* Task: Scan the material below for lines with the word "this" and report how many there are, with nothing added.

[Some records]

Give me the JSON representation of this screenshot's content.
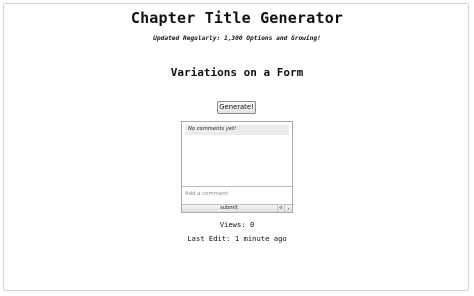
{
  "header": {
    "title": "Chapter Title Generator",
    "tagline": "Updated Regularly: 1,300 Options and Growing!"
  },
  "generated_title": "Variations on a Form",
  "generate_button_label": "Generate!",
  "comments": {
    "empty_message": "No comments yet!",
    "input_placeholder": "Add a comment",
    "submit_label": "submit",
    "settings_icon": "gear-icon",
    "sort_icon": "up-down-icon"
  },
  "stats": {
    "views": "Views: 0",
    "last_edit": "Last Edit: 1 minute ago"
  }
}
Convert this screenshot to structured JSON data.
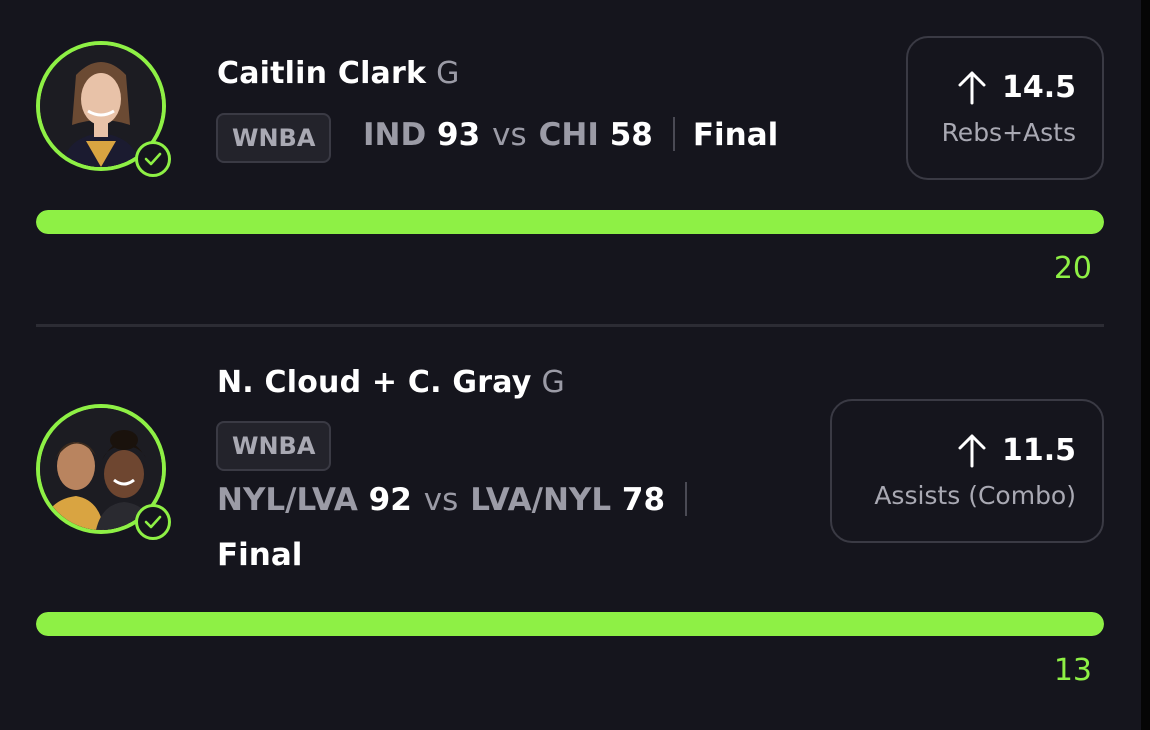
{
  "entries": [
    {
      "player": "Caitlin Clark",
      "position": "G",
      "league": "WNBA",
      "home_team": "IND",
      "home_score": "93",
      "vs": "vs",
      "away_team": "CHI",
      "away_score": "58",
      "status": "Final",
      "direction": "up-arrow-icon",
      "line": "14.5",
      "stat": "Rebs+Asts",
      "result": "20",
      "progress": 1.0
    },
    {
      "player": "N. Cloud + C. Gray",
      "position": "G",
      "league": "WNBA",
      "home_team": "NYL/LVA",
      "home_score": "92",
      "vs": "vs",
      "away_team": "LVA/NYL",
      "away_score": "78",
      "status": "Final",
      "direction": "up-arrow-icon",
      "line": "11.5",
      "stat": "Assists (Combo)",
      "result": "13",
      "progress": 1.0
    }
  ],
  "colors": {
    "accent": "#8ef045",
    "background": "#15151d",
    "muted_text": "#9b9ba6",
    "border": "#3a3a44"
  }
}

* Response: 2